Only lines with the word "材料等核心资源调度" are needed; collect each of them from the listing below.

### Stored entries

-- Start --

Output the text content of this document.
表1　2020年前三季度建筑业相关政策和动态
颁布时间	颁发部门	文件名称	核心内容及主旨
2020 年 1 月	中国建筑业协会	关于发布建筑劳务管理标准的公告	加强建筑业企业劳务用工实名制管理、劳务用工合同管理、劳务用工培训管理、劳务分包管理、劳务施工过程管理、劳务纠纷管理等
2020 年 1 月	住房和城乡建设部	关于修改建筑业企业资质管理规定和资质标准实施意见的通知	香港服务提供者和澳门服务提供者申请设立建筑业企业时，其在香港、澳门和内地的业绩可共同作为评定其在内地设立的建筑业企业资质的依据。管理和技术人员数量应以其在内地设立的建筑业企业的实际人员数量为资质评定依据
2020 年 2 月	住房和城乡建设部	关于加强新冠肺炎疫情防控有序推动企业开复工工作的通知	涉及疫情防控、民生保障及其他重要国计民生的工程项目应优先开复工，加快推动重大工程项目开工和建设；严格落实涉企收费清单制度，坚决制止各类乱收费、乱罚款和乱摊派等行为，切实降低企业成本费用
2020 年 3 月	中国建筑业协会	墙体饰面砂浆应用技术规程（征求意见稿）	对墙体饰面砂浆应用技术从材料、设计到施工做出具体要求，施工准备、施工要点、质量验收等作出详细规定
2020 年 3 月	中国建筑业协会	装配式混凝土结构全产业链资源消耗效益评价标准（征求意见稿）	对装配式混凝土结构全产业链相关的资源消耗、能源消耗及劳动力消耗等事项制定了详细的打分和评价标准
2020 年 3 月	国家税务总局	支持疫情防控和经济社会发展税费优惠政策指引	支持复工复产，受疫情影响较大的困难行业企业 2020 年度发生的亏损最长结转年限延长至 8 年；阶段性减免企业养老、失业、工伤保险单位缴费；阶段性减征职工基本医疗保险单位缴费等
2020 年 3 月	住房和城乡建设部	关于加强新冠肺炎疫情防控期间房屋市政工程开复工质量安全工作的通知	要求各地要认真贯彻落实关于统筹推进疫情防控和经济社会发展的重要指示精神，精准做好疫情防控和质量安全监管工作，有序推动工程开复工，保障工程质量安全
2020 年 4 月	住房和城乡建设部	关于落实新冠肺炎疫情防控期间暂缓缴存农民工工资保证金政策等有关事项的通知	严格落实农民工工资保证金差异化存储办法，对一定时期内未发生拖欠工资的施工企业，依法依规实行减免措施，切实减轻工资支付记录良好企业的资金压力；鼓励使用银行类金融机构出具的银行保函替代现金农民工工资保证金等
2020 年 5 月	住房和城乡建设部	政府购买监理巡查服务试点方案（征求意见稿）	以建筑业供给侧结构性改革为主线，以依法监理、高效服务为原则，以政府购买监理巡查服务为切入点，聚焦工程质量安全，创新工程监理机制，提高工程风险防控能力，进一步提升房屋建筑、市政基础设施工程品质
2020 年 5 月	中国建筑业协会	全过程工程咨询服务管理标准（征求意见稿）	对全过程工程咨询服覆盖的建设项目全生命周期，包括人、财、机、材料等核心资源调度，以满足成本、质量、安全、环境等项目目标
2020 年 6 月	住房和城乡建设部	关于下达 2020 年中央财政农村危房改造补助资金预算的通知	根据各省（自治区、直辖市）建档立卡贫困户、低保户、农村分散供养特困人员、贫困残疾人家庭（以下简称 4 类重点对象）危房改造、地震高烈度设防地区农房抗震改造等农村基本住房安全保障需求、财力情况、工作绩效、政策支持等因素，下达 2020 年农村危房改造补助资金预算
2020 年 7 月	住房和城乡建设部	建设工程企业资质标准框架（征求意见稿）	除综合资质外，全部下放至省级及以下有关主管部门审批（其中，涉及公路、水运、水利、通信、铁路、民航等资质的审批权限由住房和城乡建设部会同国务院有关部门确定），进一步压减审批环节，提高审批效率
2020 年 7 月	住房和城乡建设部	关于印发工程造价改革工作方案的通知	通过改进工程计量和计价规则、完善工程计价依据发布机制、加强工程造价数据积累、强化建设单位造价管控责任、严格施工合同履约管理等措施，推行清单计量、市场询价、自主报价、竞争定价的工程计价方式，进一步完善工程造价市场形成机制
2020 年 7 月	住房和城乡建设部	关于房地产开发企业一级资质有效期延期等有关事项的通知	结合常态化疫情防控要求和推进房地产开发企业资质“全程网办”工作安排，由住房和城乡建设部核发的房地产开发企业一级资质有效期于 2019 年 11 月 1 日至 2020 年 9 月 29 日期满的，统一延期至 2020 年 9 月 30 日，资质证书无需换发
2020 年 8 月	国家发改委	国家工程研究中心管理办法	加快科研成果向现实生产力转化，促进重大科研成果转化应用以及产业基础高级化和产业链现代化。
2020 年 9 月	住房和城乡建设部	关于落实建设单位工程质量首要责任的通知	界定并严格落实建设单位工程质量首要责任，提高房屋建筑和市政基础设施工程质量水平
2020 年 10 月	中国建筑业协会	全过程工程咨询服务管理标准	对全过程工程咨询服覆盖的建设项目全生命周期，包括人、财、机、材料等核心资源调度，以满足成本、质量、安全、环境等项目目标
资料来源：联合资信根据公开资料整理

-- End --

### Correct output
2020 年 5 月	中国建筑业协会	全过程工程咨询服务管理标准（征求意见稿）	对全过程工程咨询服覆盖的建设项目全生命周期，包括人、财、机、材料等核心资源调度，以满足成本、质量、安全、环境等项目目标
2020 年 10 月	中国建筑业协会	全过程工程咨询服务管理标准	对全过程工程咨询服覆盖的建设项目全生命周期，包括人、财、机、材料等核心资源调度，以满足成本、质量、安全、环境等项目目标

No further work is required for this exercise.